WHAT IS EXPECTED:
Below are entries to be transcribed exactly; exclude the pictures from the copy.

RECORDS FOR THE EXERCISE:
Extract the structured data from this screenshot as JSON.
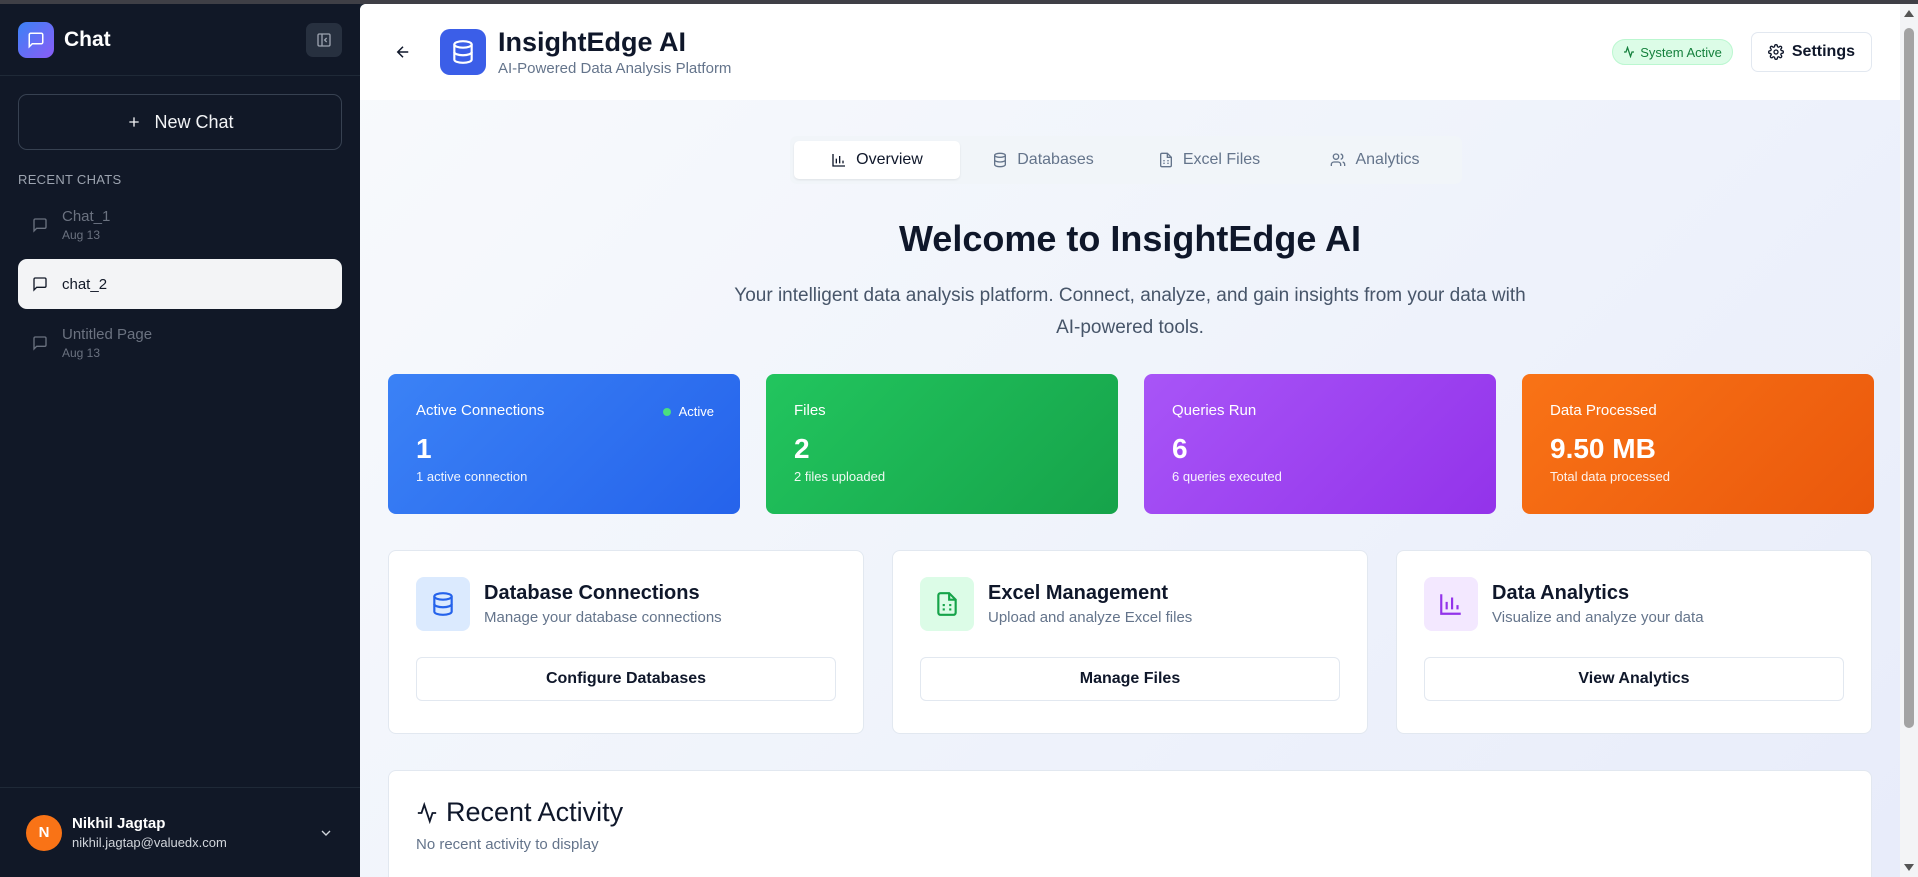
{
  "sidebar": {
    "title": "Chat",
    "new_chat": "New Chat",
    "recent_label": "RECENT CHATS",
    "chats": [
      {
        "name": "Chat_1",
        "date": "Aug 13"
      },
      {
        "name": "chat_2",
        "date": ""
      },
      {
        "name": "Untitled Page",
        "date": "Aug 13"
      }
    ],
    "user": {
      "initial": "N",
      "name": "Nikhil Jagtap",
      "email": "nikhil.jagtap@valuedx.com"
    }
  },
  "header": {
    "title": "InsightEdge AI",
    "subtitle": "AI-Powered Data Analysis Platform",
    "status": "System Active",
    "settings": "Settings"
  },
  "tabs": [
    {
      "label": "Overview",
      "icon": "bar-chart-icon"
    },
    {
      "label": "Databases",
      "icon": "database-icon"
    },
    {
      "label": "Excel Files",
      "icon": "file-spreadsheet-icon"
    },
    {
      "label": "Analytics",
      "icon": "users-icon"
    }
  ],
  "welcome": {
    "title": "Welcome to InsightEdge AI",
    "text": "Your intelligent data analysis platform. Connect, analyze, and gain insights from your data with AI-powered tools."
  },
  "stats": [
    {
      "label": "Active Connections",
      "value": "1",
      "note": "1 active connection",
      "badge": "Active",
      "color": "#2f6ce8"
    },
    {
      "label": "Files",
      "value": "2",
      "note": "2 files uploaded",
      "color": "#1cae4a"
    },
    {
      "label": "Queries Run",
      "value": "6",
      "note": "6 queries executed",
      "color": "#9a36ea"
    },
    {
      "label": "Data Processed",
      "value": "9.50 MB",
      "note": "Total data processed",
      "color": "#ef6317"
    }
  ],
  "cards": [
    {
      "title": "Database Connections",
      "desc": "Manage your database connections",
      "button": "Configure Databases"
    },
    {
      "title": "Excel Management",
      "desc": "Upload and analyze Excel files",
      "button": "Manage Files"
    },
    {
      "title": "Data Analytics",
      "desc": "Visualize and analyze your data",
      "button": "View Analytics"
    }
  ],
  "activity": {
    "title": "Recent Activity",
    "empty": "No recent activity to display"
  }
}
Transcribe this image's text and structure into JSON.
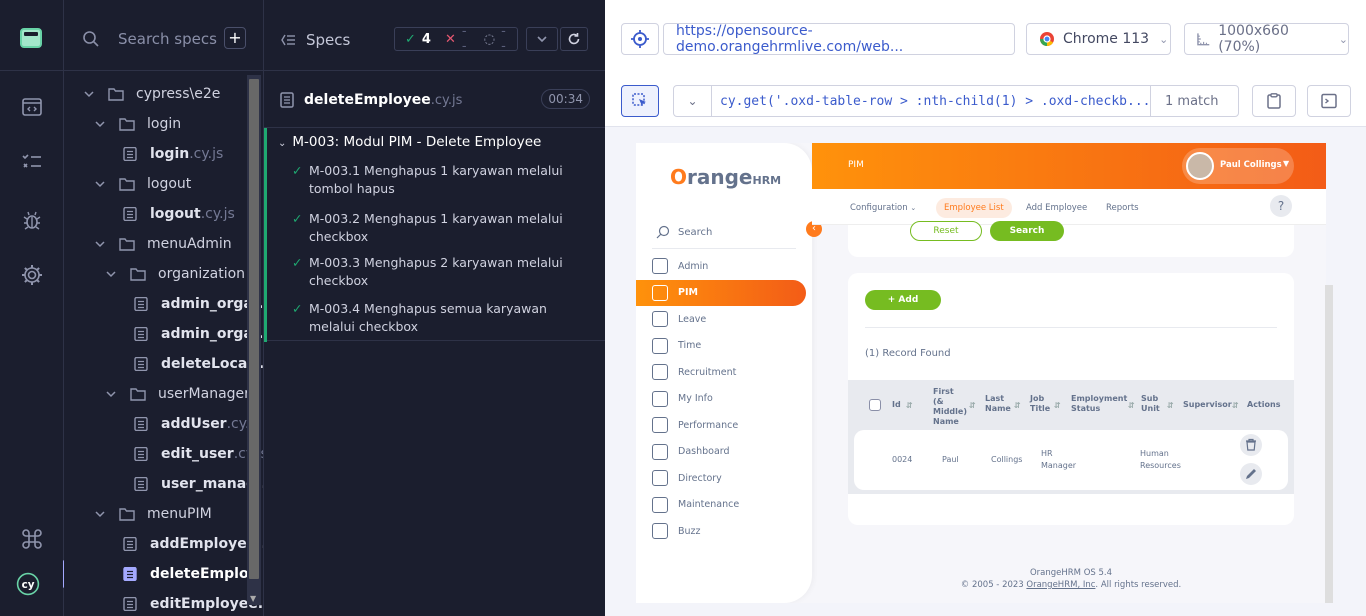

FINISHED TASK:
Extract the structured data from this screenshot as JSON.
{
  "sidebar": {
    "title": "Chat",
    "new_chat": "New Chat",
    "recent_label": "RECENT CHATS",
    "chats": [
      {
        "name": "Chat_1",
        "date": "Aug 13"
      },
      {
        "name": "chat_2",
        "date": ""
      },
      {
        "name": "Untitled Page",
        "date": "Aug 13"
      }
    ],
    "user": {
      "initial": "N",
      "name": "Nikhil Jagtap",
      "email": "nikhil.jagtap@valuedx.com"
    }
  },
  "header": {
    "title": "InsightEdge AI",
    "subtitle": "AI-Powered Data Analysis Platform",
    "status": "System Active",
    "settings": "Settings"
  },
  "tabs": [
    {
      "label": "Overview",
      "icon": "bar-chart-icon"
    },
    {
      "label": "Databases",
      "icon": "database-icon"
    },
    {
      "label": "Excel Files",
      "icon": "file-spreadsheet-icon"
    },
    {
      "label": "Analytics",
      "icon": "users-icon"
    }
  ],
  "welcome": {
    "title": "Welcome to InsightEdge AI",
    "text": "Your intelligent data analysis platform. Connect, analyze, and gain insights from your data with AI-powered tools."
  },
  "stats": [
    {
      "label": "Active Connections",
      "value": "1",
      "note": "1 active connection",
      "badge": "Active",
      "color": "#2f6ce8"
    },
    {
      "label": "Files",
      "value": "2",
      "note": "2 files uploaded",
      "color": "#1cae4a"
    },
    {
      "label": "Queries Run",
      "value": "6",
      "note": "6 queries executed",
      "color": "#9a36ea"
    },
    {
      "label": "Data Processed",
      "value": "9.50 MB",
      "note": "Total data processed",
      "color": "#ef6317"
    }
  ],
  "cards": [
    {
      "title": "Database Connections",
      "desc": "Manage your database connections",
      "button": "Configure Databases"
    },
    {
      "title": "Excel Management",
      "desc": "Upload and analyze Excel files",
      "button": "Manage Files"
    },
    {
      "title": "Data Analytics",
      "desc": "Visualize and analyze your data",
      "button": "View Analytics"
    }
  ],
  "activity": {
    "title": "Recent Activity",
    "empty": "No recent activity to display"
  }
}
Transcribe this image's text and structure into JSON.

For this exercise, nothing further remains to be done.